[Work to complete] Extract each line of the data that contains the string "WOOD", treating uppercase and lowercase as different.

[Raw records]
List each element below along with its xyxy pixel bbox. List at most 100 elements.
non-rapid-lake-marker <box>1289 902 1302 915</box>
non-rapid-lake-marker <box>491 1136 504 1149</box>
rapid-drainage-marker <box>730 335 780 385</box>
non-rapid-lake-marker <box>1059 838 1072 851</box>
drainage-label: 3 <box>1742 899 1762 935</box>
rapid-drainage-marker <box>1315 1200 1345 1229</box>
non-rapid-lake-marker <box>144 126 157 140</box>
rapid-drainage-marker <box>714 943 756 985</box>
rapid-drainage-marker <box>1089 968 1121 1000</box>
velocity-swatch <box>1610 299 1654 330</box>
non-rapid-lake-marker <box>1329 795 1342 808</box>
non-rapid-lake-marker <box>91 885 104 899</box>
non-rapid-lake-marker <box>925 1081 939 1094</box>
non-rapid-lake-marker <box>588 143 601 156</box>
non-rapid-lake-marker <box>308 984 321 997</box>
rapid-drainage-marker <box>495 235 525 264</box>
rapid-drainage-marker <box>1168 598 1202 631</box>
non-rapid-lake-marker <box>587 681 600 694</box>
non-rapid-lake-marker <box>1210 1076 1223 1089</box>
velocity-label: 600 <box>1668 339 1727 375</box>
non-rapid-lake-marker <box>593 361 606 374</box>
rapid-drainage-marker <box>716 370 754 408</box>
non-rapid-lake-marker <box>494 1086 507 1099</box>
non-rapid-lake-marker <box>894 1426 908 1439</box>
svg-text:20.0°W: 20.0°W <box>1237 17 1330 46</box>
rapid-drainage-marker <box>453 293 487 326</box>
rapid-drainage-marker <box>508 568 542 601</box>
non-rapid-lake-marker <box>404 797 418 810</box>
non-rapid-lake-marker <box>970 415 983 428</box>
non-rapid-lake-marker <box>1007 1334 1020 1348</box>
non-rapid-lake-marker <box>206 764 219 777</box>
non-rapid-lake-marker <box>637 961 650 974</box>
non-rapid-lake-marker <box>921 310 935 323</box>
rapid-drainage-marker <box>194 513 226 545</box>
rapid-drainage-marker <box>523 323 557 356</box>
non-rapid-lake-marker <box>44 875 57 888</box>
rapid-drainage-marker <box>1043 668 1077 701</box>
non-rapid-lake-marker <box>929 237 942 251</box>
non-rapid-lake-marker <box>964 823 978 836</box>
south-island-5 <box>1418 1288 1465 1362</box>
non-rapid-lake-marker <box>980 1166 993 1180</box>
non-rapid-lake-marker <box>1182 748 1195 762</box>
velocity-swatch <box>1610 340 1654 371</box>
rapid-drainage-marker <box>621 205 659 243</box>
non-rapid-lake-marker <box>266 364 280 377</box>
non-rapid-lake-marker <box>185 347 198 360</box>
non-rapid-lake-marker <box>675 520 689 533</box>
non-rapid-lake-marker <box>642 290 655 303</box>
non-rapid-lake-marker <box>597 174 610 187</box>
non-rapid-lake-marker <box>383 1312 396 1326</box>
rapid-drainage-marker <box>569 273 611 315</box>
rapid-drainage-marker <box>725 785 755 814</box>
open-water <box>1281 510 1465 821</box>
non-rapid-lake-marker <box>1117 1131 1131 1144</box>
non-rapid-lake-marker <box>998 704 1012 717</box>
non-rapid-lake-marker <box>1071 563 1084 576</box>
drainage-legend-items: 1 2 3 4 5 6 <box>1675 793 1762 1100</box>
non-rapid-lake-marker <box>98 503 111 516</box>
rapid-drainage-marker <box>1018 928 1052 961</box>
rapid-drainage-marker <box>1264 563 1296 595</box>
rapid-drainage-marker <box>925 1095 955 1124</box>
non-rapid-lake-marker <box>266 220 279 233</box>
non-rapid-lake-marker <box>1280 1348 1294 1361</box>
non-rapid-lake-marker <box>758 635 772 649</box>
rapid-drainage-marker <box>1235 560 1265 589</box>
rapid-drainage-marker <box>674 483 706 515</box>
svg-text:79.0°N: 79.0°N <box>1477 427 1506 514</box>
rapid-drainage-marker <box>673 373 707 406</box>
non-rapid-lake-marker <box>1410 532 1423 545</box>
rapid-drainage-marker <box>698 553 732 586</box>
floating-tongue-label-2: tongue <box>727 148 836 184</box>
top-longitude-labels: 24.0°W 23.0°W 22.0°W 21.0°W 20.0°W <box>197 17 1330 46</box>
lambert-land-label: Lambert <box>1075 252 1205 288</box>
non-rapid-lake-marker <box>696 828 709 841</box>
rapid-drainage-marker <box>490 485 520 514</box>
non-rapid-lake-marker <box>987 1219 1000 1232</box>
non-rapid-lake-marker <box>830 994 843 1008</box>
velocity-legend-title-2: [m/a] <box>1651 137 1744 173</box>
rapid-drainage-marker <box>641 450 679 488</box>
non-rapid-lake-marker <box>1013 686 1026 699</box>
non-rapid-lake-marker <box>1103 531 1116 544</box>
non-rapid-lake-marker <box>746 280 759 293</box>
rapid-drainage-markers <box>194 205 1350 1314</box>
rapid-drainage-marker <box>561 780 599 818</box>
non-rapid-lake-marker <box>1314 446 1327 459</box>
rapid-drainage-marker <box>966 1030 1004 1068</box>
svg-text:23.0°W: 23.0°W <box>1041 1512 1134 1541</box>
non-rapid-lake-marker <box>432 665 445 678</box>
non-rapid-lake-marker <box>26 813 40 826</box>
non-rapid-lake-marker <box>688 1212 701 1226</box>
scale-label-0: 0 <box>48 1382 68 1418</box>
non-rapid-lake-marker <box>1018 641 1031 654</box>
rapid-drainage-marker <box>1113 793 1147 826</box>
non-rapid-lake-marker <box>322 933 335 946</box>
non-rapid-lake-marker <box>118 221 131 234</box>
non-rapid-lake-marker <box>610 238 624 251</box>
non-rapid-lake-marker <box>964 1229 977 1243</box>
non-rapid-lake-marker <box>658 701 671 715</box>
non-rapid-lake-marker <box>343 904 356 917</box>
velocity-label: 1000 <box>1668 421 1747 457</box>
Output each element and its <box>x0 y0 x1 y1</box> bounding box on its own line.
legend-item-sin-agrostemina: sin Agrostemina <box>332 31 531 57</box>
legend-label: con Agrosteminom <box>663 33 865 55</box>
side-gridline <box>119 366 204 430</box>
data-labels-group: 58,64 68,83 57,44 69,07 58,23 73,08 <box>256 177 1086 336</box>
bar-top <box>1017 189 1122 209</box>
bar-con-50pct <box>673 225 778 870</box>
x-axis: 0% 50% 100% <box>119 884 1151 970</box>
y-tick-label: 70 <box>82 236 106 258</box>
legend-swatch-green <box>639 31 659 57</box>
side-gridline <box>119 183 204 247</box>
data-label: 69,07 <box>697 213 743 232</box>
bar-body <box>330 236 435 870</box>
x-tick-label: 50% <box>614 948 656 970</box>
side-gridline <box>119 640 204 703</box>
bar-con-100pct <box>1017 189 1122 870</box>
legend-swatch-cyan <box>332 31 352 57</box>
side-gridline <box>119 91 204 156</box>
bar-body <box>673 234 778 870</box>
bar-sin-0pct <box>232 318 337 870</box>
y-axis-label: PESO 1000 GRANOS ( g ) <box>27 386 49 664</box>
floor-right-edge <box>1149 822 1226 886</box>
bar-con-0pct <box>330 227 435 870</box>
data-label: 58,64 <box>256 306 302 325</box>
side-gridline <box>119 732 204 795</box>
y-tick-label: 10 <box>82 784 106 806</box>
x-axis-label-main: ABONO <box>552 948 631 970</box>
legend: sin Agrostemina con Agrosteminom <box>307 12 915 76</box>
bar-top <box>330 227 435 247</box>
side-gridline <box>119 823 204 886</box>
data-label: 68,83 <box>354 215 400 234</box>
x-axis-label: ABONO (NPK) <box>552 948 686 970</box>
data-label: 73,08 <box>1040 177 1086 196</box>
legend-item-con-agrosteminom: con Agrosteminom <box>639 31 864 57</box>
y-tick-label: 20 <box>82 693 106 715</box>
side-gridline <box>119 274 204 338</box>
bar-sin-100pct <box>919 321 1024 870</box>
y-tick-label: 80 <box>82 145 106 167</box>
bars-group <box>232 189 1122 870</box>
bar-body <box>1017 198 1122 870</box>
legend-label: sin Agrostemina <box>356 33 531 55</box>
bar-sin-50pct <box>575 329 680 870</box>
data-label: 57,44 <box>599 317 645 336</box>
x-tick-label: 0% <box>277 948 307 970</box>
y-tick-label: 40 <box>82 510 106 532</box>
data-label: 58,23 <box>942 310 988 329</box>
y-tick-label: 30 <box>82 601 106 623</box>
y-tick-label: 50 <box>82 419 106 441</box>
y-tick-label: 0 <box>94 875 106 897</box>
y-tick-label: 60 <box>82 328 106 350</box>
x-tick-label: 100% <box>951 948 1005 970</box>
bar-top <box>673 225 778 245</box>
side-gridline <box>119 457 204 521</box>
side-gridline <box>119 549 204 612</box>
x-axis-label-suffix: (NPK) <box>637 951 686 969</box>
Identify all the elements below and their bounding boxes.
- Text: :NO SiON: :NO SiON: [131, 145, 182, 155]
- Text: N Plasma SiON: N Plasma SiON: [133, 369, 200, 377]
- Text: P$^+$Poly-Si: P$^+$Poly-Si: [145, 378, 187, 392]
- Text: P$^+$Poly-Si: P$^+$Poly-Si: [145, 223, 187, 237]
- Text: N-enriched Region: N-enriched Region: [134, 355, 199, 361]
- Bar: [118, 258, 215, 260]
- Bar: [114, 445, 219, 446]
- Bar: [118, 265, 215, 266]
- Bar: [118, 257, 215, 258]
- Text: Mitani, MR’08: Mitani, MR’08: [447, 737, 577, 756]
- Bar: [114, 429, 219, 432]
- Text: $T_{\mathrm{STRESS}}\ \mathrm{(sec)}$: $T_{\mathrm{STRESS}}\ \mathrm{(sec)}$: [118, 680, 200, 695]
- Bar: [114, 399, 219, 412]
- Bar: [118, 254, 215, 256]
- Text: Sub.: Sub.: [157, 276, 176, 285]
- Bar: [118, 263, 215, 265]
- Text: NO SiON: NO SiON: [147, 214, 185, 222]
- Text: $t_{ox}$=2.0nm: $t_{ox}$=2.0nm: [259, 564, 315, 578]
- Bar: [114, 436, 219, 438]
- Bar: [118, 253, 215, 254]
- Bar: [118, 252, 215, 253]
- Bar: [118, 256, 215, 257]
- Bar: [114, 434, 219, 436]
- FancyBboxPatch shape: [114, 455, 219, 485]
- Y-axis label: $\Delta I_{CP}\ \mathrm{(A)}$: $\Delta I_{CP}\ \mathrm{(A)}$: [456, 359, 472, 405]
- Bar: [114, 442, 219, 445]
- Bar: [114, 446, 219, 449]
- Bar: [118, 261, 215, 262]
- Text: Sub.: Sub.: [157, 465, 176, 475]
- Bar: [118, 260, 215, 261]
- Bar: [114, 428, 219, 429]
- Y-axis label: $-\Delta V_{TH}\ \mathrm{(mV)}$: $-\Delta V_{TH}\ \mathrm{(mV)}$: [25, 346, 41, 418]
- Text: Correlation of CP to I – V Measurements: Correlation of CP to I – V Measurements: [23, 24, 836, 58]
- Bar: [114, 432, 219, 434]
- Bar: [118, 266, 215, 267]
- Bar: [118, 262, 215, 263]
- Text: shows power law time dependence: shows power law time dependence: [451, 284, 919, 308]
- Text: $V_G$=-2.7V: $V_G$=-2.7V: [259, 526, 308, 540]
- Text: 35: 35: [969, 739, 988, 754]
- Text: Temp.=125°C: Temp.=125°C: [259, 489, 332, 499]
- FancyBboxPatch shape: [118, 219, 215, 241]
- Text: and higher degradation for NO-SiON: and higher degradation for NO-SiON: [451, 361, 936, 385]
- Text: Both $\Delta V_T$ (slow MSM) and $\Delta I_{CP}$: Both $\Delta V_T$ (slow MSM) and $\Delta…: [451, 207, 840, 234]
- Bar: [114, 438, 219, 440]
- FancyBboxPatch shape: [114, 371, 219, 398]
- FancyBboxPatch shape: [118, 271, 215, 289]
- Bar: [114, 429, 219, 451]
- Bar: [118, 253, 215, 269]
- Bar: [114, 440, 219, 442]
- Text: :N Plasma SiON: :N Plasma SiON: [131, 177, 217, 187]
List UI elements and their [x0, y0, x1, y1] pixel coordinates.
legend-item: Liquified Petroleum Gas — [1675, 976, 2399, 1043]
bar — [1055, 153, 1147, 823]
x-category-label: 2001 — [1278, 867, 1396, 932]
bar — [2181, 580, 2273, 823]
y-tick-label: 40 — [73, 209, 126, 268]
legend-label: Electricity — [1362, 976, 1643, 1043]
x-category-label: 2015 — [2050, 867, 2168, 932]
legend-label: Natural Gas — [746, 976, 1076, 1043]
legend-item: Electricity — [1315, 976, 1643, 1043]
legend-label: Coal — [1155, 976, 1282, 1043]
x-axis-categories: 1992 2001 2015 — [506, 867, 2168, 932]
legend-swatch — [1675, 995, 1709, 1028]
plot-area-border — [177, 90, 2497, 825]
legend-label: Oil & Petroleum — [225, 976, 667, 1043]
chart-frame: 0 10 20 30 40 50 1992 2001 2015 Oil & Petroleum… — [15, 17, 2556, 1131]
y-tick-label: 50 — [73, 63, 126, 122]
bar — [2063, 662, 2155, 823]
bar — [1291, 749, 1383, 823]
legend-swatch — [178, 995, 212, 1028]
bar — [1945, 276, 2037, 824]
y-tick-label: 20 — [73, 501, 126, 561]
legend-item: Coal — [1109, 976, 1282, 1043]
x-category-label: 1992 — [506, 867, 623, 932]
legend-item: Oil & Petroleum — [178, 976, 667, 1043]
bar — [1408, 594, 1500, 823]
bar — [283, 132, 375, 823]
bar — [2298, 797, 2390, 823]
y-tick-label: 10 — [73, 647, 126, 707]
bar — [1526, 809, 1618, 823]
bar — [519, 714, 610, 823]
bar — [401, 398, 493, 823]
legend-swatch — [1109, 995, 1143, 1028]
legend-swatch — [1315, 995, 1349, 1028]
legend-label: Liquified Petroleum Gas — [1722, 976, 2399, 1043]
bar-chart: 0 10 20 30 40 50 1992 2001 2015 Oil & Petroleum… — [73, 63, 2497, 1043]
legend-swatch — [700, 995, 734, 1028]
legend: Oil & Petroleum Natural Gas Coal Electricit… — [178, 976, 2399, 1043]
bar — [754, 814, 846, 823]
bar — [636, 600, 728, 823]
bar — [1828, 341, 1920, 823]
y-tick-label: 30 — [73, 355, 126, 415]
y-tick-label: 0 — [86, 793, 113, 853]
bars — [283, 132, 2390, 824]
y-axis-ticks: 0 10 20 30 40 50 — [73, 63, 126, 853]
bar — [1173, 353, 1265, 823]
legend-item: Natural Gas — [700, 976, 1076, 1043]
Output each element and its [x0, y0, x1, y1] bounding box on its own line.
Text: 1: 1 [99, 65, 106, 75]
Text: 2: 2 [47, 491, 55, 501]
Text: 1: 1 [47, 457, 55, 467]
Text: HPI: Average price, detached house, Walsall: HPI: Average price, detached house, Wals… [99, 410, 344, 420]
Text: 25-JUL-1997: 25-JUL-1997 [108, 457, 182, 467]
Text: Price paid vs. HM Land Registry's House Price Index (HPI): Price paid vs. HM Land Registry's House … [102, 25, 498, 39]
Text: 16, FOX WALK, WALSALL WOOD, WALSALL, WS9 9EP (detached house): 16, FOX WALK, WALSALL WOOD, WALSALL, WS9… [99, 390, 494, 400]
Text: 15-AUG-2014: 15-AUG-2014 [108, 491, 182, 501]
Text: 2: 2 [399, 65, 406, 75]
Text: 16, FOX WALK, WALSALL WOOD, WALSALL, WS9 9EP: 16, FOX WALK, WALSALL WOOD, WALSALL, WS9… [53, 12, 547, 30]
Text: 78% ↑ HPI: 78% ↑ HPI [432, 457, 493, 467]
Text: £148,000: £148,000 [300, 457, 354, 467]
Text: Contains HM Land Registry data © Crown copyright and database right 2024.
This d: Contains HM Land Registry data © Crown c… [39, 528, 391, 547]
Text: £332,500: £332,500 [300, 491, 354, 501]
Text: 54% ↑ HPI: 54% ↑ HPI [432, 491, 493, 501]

[Result below]
Text: 16, FOX WALK, WALSALL WOOD, WALSALL, WS9 9EP (detached house): 16, FOX WALK, WALSALL WOOD, WALSALL, WS9… [99, 390, 494, 400]
Text: 16, FOX WALK, WALSALL WOOD, WALSALL, WS9 9EP: 16, FOX WALK, WALSALL WOOD, WALSALL, WS9… [53, 12, 547, 30]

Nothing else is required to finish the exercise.